Texto —
►
Mas o poder não será equitativamente
distribuído entre aqueles três municípios. O Rei pende (e isto é indesmentível)
para o lado de Ponta Delgada. Por que razão? Vamos ver. Reitero o aviso: esta é
uma nova hipótese interpretativa. O Doutor Jerónimo, acerca da Vila de Ponta Delgada,
diz ser a ‘povoação maior de todas as
desta Ilha em que haverá 250 fogos (…),’ acerca da ‘outra Vila que se chama a Ribeira Grande (…) dizem ser povoação de 200 vizinhos (…),’ quanto ao
‘lugar da Lagoa que será de 100 vizinhos termo de Vila Franca (…) Vila Franca que é Vila de 200 vizinhos.’[4] Sem
adiantar vizinhos, também toca em Água de Pau.
Uma pausa para pensarmos. Onde
obteve o Corregedor os dados demográficos que envia ao Rei? De conversas com os
locais. Se repararem bem, o Corregedor usa os termos: ‘dizem ser e será.’ E como obtiveram aqueles números os habitantes
locais? Será o resultado de uma estimativa por alto ou de um inquérito? Será
que, no caso de Ponta Delgada, já se incluía nos 250 fogos, o número de fogos
dos Lugares que em breve iriam fazer parte do termo de Ponta Delgada ou ainda
não? E por aí fora. Inquérito a olho, mais ou menos rigoroso, ou totalmente
falseado, não sabemos, todavia, os dados demográficos indiciam uma tendência de
concentração demográfica no eixo Centro Norte/Sul da Ilha (Ribeira Grande/Ponta
Delgada/Lagoa) em detrimento do eixo Sul/Nascente da Ilha (Vila Franca do
Campo).
◄
Problema escrito 1 — Reescreva tudo desde o início da listagem até à linha que contém "- dash-combo[interactable]: --: [127, 233, 167, 251]", inclusive, substituindo "dash-combo" por "dash-dropdown" e deixando o resto inalterado.
O texto e a listagem são materiais independentes entre si.

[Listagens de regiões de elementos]
►
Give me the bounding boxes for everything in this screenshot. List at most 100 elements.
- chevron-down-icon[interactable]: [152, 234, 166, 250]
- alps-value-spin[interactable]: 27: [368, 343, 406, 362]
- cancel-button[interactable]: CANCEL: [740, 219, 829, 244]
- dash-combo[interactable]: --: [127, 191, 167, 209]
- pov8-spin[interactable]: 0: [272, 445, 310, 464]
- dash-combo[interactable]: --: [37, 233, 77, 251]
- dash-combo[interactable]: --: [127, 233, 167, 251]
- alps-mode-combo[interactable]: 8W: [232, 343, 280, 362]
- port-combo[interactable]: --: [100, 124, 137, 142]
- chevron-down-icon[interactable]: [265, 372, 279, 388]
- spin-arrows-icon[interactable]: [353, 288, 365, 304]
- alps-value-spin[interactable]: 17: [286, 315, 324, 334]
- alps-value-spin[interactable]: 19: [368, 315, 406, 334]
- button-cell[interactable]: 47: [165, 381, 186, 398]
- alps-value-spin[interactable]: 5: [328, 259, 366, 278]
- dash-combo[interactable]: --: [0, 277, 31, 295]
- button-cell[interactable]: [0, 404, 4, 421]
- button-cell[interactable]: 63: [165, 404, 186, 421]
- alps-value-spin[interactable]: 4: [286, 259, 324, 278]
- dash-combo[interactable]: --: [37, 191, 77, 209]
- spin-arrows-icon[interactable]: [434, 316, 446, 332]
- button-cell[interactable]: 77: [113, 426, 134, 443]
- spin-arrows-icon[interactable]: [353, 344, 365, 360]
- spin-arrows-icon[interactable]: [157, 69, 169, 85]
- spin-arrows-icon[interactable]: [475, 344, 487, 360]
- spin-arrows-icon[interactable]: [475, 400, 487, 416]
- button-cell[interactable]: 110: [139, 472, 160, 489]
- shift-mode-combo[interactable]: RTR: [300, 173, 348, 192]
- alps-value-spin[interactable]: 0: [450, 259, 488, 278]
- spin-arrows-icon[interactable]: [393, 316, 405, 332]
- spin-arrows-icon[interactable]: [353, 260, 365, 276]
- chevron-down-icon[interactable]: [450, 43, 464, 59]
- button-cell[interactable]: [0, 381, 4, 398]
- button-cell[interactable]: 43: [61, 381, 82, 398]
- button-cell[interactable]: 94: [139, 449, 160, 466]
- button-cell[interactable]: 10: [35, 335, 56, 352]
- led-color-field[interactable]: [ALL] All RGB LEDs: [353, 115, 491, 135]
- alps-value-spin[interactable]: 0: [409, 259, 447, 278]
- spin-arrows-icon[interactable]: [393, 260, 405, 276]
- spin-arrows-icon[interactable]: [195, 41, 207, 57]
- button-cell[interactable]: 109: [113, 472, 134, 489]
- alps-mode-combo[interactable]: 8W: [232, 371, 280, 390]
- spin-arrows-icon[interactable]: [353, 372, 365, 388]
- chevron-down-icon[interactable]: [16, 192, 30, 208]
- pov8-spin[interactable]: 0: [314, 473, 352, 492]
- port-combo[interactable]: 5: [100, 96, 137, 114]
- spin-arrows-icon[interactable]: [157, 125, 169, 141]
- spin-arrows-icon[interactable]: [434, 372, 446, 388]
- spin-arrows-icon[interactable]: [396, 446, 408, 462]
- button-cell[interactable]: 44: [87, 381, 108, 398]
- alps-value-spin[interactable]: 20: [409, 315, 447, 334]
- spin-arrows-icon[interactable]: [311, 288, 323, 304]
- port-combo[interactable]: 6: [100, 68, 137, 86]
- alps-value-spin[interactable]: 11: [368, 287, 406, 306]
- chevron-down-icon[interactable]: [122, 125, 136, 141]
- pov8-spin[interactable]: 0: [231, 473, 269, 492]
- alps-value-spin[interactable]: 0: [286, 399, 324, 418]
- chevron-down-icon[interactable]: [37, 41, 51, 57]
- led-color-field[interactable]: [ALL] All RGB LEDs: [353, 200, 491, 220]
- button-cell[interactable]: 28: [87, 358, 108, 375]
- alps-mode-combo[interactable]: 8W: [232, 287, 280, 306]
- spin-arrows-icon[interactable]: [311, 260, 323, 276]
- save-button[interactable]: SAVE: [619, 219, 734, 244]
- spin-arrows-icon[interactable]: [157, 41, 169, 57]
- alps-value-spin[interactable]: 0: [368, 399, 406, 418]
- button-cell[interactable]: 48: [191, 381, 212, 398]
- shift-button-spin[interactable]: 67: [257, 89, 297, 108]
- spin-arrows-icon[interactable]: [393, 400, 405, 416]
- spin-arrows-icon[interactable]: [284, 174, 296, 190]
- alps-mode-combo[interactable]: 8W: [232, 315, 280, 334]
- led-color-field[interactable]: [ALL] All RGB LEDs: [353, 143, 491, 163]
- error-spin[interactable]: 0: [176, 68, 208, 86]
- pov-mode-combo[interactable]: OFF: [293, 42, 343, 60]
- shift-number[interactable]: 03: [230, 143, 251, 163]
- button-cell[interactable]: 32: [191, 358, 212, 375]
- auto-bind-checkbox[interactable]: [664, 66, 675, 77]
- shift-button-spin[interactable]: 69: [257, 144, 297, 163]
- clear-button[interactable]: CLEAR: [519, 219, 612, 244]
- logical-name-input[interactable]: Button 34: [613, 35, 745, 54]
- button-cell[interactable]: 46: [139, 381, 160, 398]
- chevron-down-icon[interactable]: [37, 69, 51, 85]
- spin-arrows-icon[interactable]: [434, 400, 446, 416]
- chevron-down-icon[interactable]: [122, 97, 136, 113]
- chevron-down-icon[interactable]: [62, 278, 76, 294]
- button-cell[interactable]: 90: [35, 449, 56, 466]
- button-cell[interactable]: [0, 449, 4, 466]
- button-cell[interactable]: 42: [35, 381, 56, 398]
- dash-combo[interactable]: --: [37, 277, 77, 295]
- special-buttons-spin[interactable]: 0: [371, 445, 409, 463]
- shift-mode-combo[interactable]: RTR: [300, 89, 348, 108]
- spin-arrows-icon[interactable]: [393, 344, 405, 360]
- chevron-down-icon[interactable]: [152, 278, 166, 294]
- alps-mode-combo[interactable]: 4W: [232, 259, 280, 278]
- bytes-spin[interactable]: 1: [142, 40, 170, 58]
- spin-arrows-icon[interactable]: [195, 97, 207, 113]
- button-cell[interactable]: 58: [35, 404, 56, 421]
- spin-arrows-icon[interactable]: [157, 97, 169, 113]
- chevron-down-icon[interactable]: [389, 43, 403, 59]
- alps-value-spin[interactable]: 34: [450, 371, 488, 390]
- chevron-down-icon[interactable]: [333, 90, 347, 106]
◄
Problema escrito 2 — Segundo o texto, quantos fogos haveria na Vila de Ponta Delgada, de acordo com o Doutor Jerónimo?

Resposta 1 —
Give me the bounding boxes for everything in this screenshot. List at most 100 elements.
- chevron-down-icon[interactable]: [152, 234, 166, 250]
- alps-value-spin[interactable]: 27: [368, 343, 406, 362]
- cancel-button[interactable]: CANCEL: [740, 219, 829, 244]
- dash-dropdown[interactable]: --: [127, 191, 167, 209]
- pov8-spin[interactable]: 0: [272, 445, 310, 464]
- dash-dropdown[interactable]: --: [37, 233, 77, 251]
- dash-dropdown[interactable]: --: [127, 233, 167, 251]

Resposta 2 — 250 fogos.